RECORDS PROVIDED →
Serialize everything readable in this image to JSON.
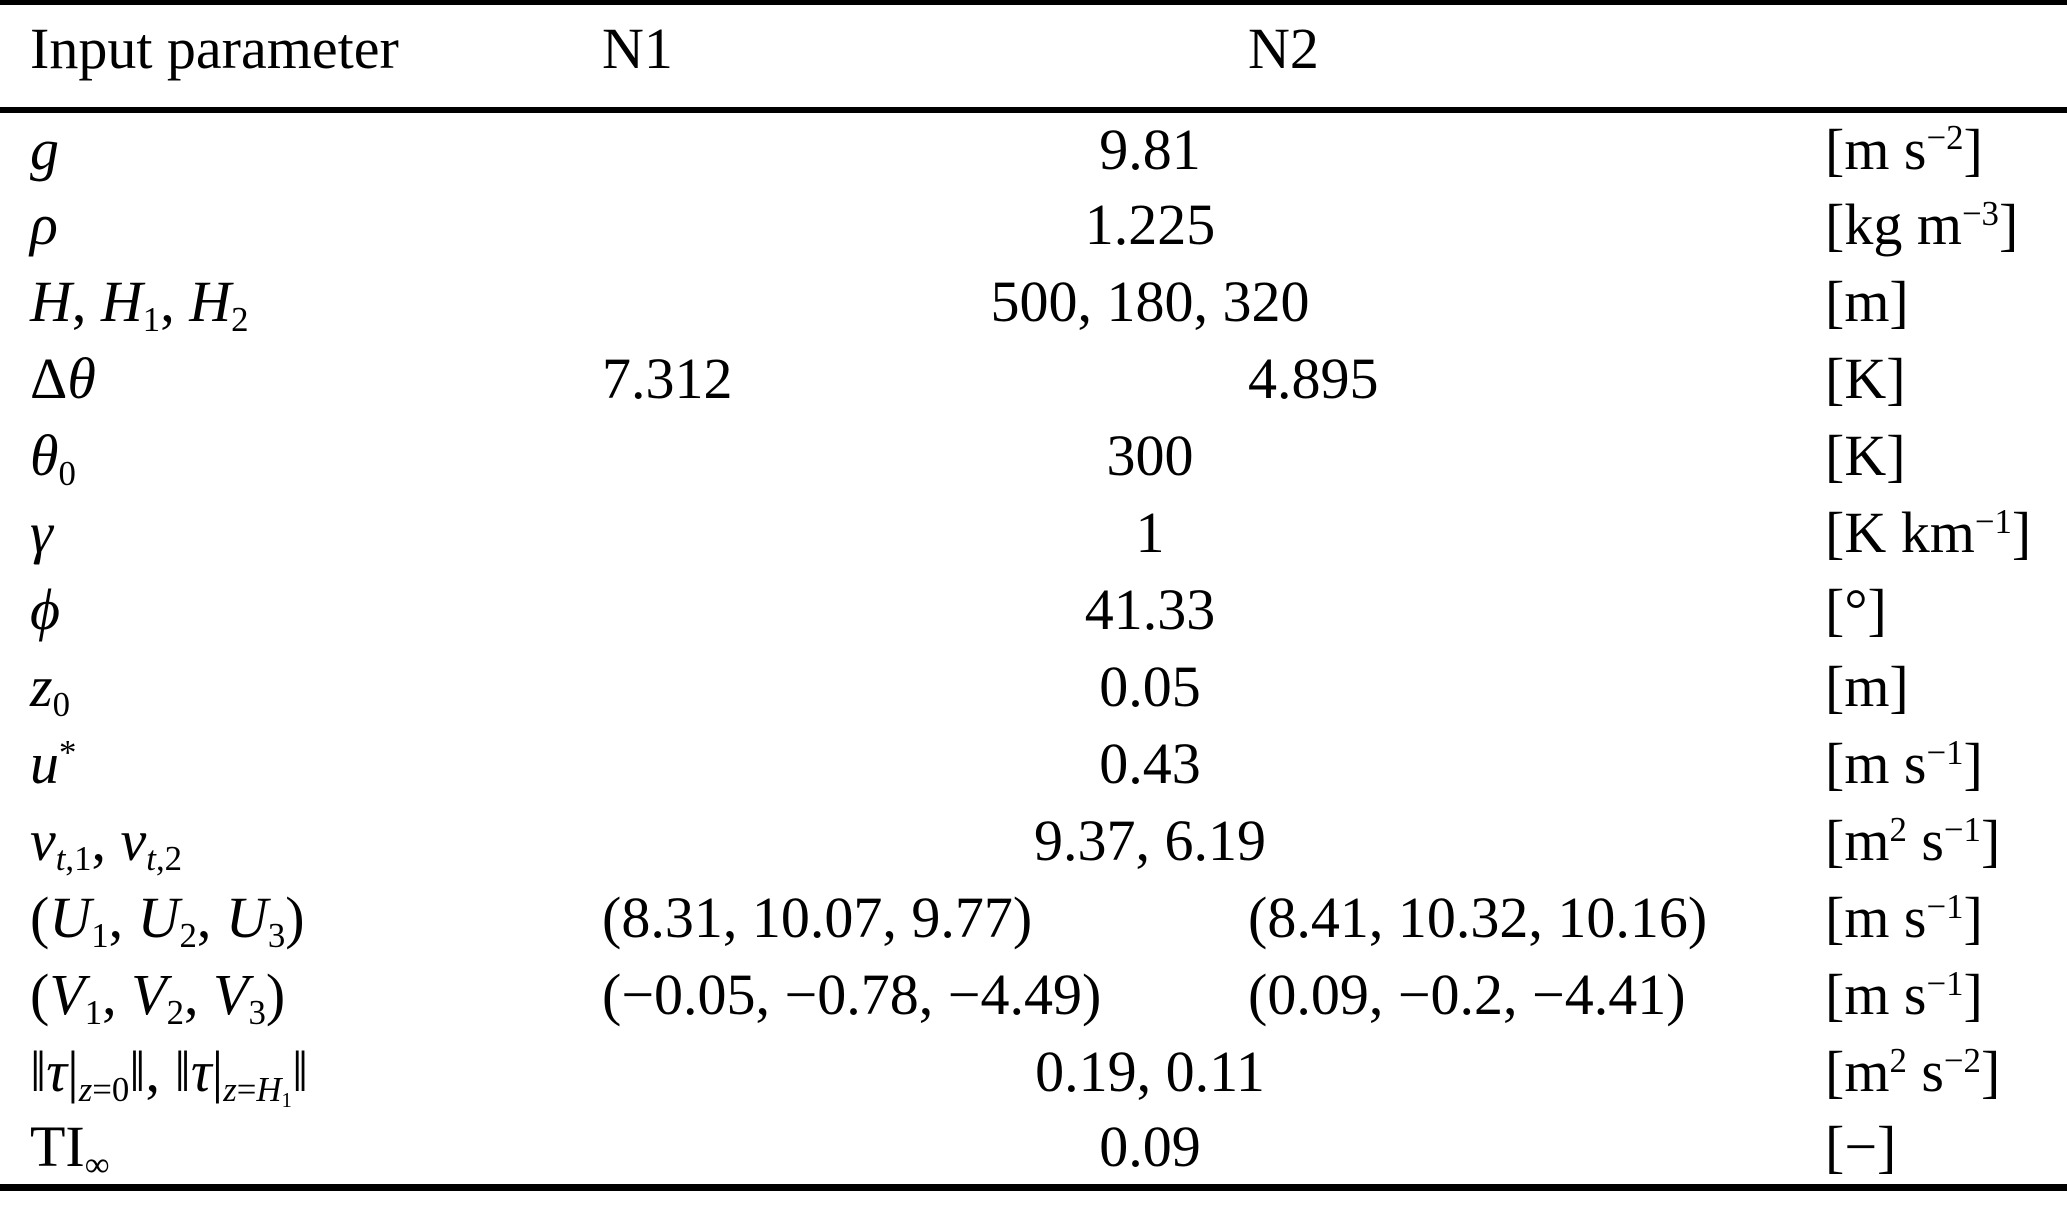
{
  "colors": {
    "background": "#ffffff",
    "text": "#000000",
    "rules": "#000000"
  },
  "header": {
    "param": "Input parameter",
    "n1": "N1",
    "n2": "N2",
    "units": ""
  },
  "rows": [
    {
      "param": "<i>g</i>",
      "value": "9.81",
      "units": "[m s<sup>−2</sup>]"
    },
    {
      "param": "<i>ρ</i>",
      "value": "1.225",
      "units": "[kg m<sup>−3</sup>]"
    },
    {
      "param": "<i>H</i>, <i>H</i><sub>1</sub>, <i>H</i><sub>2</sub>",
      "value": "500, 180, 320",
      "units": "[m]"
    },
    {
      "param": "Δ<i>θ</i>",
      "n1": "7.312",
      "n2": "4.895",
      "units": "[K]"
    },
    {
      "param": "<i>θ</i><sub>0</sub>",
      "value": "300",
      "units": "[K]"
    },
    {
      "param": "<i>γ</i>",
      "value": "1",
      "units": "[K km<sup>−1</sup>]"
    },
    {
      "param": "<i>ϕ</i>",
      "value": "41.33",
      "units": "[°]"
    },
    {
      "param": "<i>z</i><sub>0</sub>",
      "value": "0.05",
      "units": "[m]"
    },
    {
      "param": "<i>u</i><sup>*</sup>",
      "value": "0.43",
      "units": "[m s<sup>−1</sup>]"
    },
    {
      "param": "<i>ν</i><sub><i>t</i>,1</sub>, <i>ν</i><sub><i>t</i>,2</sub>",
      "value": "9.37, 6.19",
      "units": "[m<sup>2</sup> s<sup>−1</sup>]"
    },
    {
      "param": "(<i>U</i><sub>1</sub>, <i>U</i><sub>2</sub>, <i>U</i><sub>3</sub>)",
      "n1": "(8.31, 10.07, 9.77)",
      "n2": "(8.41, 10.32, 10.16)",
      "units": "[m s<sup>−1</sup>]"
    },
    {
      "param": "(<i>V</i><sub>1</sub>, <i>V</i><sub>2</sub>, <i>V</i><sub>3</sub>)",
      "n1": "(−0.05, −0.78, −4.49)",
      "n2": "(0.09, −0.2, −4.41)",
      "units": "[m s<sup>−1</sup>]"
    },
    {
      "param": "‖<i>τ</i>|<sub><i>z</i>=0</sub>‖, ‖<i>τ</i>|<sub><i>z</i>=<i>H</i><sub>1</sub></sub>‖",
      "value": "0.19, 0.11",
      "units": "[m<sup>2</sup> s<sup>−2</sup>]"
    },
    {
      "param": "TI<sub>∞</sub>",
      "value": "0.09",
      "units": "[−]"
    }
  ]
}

GOAL OF THE EXERCISE →
Copy down every line of the material above that includes the string "value".

THE OUTPUT →
      "value": "9.81",
      "value": "1.225",
      "value": "500, 180, 320",
      "value": "300",
      "value": "1",
      "value": "41.33",
      "value": "0.05",
      "value": "0.43",
      "value": "9.37, 6.19",
      "value": "0.19, 0.11",
      "value": "0.09",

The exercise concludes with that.